• Prompt:
Below is a listing; copy all of it exactly.

• Given records:
-*-

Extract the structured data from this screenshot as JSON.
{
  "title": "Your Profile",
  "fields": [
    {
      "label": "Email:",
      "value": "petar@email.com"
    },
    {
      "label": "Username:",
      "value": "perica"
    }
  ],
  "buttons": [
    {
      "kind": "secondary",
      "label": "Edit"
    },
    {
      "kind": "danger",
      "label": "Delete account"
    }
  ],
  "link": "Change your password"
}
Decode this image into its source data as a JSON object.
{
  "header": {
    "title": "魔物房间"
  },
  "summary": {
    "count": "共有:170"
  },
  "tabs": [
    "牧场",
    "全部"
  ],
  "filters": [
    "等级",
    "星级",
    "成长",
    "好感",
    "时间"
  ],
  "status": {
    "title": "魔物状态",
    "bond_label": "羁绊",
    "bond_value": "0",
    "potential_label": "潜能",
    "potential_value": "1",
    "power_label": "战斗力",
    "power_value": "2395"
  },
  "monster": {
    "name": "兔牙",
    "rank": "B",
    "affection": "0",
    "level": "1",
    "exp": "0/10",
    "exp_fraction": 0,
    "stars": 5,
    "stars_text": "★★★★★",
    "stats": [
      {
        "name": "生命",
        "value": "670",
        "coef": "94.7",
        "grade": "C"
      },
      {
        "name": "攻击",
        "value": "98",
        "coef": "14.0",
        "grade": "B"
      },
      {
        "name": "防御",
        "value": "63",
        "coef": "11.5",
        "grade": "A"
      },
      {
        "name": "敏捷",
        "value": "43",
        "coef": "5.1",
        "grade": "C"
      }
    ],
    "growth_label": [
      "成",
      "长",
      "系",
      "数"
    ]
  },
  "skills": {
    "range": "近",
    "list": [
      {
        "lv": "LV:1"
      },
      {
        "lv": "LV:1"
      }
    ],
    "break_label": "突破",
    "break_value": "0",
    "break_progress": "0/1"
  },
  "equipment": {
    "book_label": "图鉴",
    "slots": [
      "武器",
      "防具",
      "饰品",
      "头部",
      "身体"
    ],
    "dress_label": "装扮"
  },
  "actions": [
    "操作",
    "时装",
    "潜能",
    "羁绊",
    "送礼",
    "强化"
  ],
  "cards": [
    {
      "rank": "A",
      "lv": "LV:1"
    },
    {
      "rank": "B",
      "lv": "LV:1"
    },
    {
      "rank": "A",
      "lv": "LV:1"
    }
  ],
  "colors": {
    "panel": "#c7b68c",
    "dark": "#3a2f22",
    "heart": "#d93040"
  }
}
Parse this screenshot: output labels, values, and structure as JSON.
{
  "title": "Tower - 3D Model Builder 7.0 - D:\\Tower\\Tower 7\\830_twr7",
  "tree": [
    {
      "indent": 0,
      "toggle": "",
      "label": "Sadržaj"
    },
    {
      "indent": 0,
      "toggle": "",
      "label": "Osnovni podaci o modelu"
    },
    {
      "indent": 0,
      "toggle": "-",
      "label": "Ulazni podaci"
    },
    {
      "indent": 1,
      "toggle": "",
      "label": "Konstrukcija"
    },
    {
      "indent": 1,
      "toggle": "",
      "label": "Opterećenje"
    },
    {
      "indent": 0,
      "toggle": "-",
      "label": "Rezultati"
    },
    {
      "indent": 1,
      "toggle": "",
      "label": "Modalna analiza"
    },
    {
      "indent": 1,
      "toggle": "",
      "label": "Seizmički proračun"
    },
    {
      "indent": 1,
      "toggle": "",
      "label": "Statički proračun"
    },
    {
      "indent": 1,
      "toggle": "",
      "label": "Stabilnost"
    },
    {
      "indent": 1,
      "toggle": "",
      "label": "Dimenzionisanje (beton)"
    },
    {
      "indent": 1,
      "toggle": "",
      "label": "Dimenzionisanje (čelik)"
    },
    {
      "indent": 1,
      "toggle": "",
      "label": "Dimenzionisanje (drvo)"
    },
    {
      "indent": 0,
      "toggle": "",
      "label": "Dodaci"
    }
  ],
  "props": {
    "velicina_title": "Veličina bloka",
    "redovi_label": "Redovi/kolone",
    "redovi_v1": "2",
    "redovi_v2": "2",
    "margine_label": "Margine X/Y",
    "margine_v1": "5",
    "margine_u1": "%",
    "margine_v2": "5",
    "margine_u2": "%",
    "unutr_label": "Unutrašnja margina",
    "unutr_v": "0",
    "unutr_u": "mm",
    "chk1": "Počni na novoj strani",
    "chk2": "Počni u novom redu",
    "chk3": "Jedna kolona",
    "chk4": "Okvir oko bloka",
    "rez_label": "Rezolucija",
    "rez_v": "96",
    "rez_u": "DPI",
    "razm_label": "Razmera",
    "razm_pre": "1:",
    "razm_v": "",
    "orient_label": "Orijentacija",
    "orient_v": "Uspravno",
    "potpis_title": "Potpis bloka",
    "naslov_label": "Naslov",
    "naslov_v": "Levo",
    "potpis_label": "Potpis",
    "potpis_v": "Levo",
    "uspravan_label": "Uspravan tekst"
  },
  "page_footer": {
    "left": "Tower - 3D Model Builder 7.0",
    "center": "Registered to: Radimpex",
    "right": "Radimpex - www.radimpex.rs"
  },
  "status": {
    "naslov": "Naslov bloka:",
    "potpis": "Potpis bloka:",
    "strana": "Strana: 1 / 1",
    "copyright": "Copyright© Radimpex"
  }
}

-*-

• Exercise result:
Extract the structured data from this screenshot as JSON.
{
  "title": "Your Profile",
  "fields": [
    {
      "label": "Email:",
      "value": "petar@email.com"
    },
    {
      "label": "Username:",
      "value": "perica"
    }
  ],
  "buttons": [
    {
      "kind": "secondary",
      "label": "Edit"
    },
    {
      "kind": "danger",
      "label": "Delete account"
    }
  ],
  "link": "Change your password"
}
Decode this image into its source data as a JSON object.
{
  "header": {
    "title": "魔物房间"
  },
  "summary": {
    "count": "共有:170"
  },
  "tabs": [
    "牧场",
    "全部"
  ],
  "filters": [
    "等级",
    "星级",
    "成长",
    "好感",
    "时间"
  ],
  "status": {
    "title": "魔物状态",
    "bond_label": "羁绊",
    "bond_value": "0",
    "potential_label": "潜能",
    "potential_value": "1",
    "power_label": "战斗力",
    "power_value": "2395"
  },
  "monster": {
    "name": "兔牙",
    "rank": "B",
    "affection": "0",
    "level": "1",
    "exp": "0/10",
    "exp_fraction": 0,
    "stars": 5,
    "stars_text": "★★★★★",
    "stats": [
      {
        "name": "生命",
        "value": "670",
        "coef": "94.7",
        "grade": "C"
      },
      {
        "name": "攻击",
        "value": "98",
        "coef": "14.0",
        "grade": "B"
      },
      {
        "name": "防御",
        "value": "63",
        "coef": "11.5",
        "grade": "A"
      },
      {
        "name": "敏捷",
        "value": "43",
        "coef": "5.1",
        "grade": "C"
      }
    ],
    "growth_label": [
      "成",
      "长",
      "系",
      "数"
    ]
  },
  "skills": {
    "range": "近",
    "list": [
      {
        "lv": "LV:1"
      },
      {
        "lv": "LV:1"
      }
    ],
    "break_label": "突破",
    "break_value": "0",
    "break_progress": "0/1"
  },
  "equipment": {
    "book_label": "图鉴",
    "slots": [
      "武器",
      "防具",
      "饰品",
      "头部",
      "身体"
    ],
    "dress_label": "装扮"
  },
  "actions": [
    "操作",
    "时装",
    "潜能",
    "羁绊",
    "送礼",
    "强化"
  ],
  "cards": [
    {
      "rank": "A",
      "lv": "LV:1"
    },
    {
      "rank": "B",
      "lv": "LV:1"
    },
    {
      "rank": "A",
      "lv": "LV:1"
    }
  ],
  "colors": {
    "panel": "#c7b68c",
    "dark": "#3a2f22",
    "heart": "#d93040"
  }
}
Parse this screenshot: output labels, values, and structure as JSON.
{
  "title": "Tower - 3D Model Builder 7.0 - D:\\Tower\\Tower 7\\830_twr7",
  "tree": [
    {
      "indent": 0,
      "toggle": "",
      "label": "Sadržaj"
    },
    {
      "indent": 0,
      "toggle": "",
      "label": "Osnovni podaci o modelu"
    },
    {
      "indent": 0,
      "toggle": "-",
      "label": "Ulazni podaci"
    },
    {
      "indent": 1,
      "toggle": "",
      "label": "Konstrukcija"
    },
    {
      "indent": 1,
      "toggle": "",
      "label": "Opterećenje"
    },
    {
      "indent": 0,
      "toggle": "-",
      "label": "Rezultati"
    },
    {
      "indent": 1,
      "toggle": "",
      "label": "Modalna analiza"
    },
    {
      "indent": 1,
      "toggle": "",
      "label": "Seizmički proračun"
    },
    {
      "indent": 1,
      "toggle": "",
      "label": "Statički proračun"
    },
    {
      "indent": 1,
      "toggle": "",
      "label": "Stabilnost"
    },
    {
      "indent": 1,
      "toggle": "",
      "label": "Dimenzionisanje (beton)"
    },
    {
      "indent": 1,
      "toggle": "",
      "label": "Dimenzionisanje (čelik)"
    },
    {
      "indent": 1,
      "toggle": "",
      "label": "Dimenzionisanje (drvo)"
    },
    {
      "indent": 0,
      "toggle": "",
      "label": "Dodaci"
    }
  ],
  "props": {
    "velicina_title": "Veličina bloka",
    "redovi_label": "Redovi/kolone",
    "redovi_v1": "2",
    "redovi_v2": "2",
    "margine_label": "Margine X/Y",
    "margine_v1": "5",
    "margine_u1": "%",
    "margine_v2": "5",
    "margine_u2": "%",
    "unutr_label": "Unutrašnja margina",
    "unutr_v": "0",
    "unutr_u": "mm",
    "chk1": "Počni na novoj strani",
    "chk2": "Počni u novom redu",
    "chk3": "Jedna kolona",
    "chk4": "Okvir oko bloka",
    "rez_label": "Rezolucija",
    "rez_v": "96",
    "rez_u": "DPI",
    "razm_label": "Razmera",
    "razm_pre": "1:",
    "razm_v": "",
    "orient_label": "Orijentacija",
    "orient_v": "Uspravno",
    "potpis_title": "Potpis bloka",
    "naslov_label": "Naslov",
    "naslov_v": "Levo",
    "potpis_label": "Potpis",
    "potpis_v": "Levo",
    "uspravan_label": "Uspravan tekst"
  },
  "page_footer": {
    "left": "Tower - 3D Model Builder 7.0",
    "center": "Registered to: Radimpex",
    "right": "Radimpex - www.radimpex.rs"
  },
  "status": {
    "naslov": "Naslov bloka:",
    "potpis": "Potpis bloka:",
    "strana": "Strana: 1 / 1",
    "copyright": "Copyright© Radimpex"
  }
}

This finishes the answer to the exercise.